- Exercise: Each line that contains the word "does" counts once; give the total for the records below and nothing else.

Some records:
▬▬▬▬▬▬

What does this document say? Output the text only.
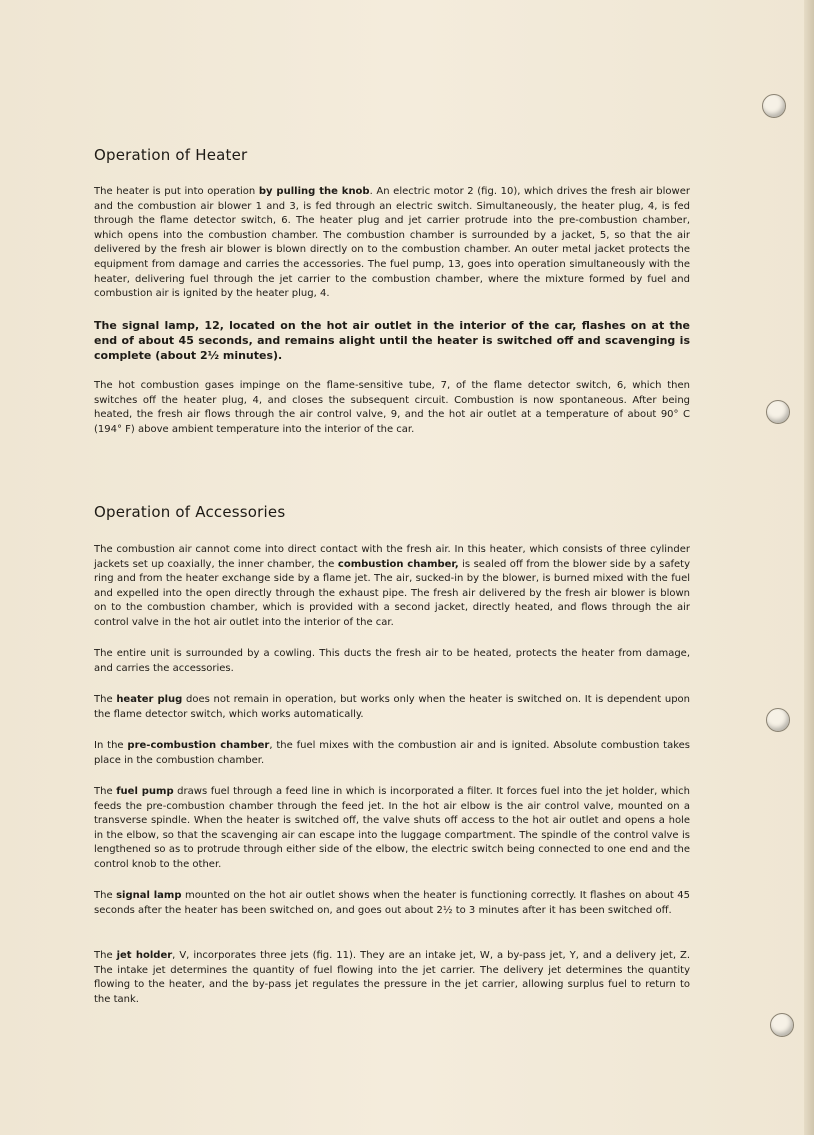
Operation of Heater

The heater is put into operation by pulling the knob. An electric motor 2 (fig. 10), which drives the fresh air blower and the combustion air blower 1 and 3, is fed through an electric switch. Simultaneously, the heater plug, 4, is fed through the flame detector switch, 6. The heater plug and jet carrier protrude into the pre-combustion chamber, which opens into the combustion chamber. The combustion chamber is surrounded by a jacket, 5, so that the air delivered by the fresh air blower is blown directly on to the combustion chamber. An outer metal jacket protects the equipment from damage and carries the accessories. The fuel pump, 13, goes into operation simultaneously with the heater, delivering fuel through the jet carrier to the combustion chamber, where the mixture formed by fuel and combustion air is ignited by the heater plug, 4.

The signal lamp, 12, located on the hot air outlet in the interior of the car, flashes on at the end of about 45 seconds, and remains alight until the heater is switched off and scavenging is complete (about 2½ minutes).

The hot combustion gases impinge on the flame-sensitive tube, 7, of the flame detector switch, 6, which then switches off the heater plug, 4, and closes the subsequent circuit. Combustion is now spontaneous. After being heated, the fresh air flows through the air control valve, 9, and the hot air outlet at a temperature of about 90° C (194° F) above ambient temperature into the interior of the car.

Operation of Accessories

The combustion air cannot come into direct contact with the fresh air. In this heater, which consists of three cylinder jackets set up coaxially, the inner chamber, the combustion chamber, is sealed off from the blower side by a safety ring and from the heater exchange side by a flame jet. The air, sucked-in by the blower, is burned mixed with the fuel and expelled into the open directly through the exhaust pipe. The fresh air delivered by the fresh air blower is blown on to the combustion chamber, which is provided with a second jacket, directly heated, and flows through the air control valve in the hot air outlet into the interior of the car.

The entire unit is surrounded by a cowling. This ducts the fresh air to be heated, protects the heater from damage, and carries the accessories.

The heater plug does not remain in operation, but works only when the heater is switched on. It is dependent upon the flame detector switch, which works automatically.

In the pre-combustion chamber, the fuel mixes with the combustion air and is ignited. Absolute combustion takes place in the combustion chamber.

The fuel pump draws fuel through a feed line in which is incorporated a filter. It forces fuel into the jet holder, which feeds the pre-combustion chamber through the feed jet. In the hot air elbow is the air control valve, mounted on a transverse spindle. When the heater is switched off, the valve shuts off access to the hot air outlet and opens a hole in the elbow, so that the scavenging air can escape into the luggage compartment. The spindle of the control valve is lengthened so as to protrude through either side of the elbow, the electric switch being connected to one end and the control knob to the other.

The signal lamp mounted on the hot air outlet shows when the heater is functioning correctly. It flashes on about 45 seconds after the heater has been switched on, and goes out about 2½ to 3 minutes after it has been switched off.

The jet holder, V, incorporates three jets (fig. 11). They are an intake jet, W, a by-pass jet, Y, and a delivery jet, Z. The intake jet determines the quantity of fuel flowing into the jet carrier. The delivery jet determines the quantity flowing to the heater, and the by-pass jet regulates the pressure in the jet carrier, allowing surplus fuel to return to the tank.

▬▬▬▬▬▬

- Reply: 2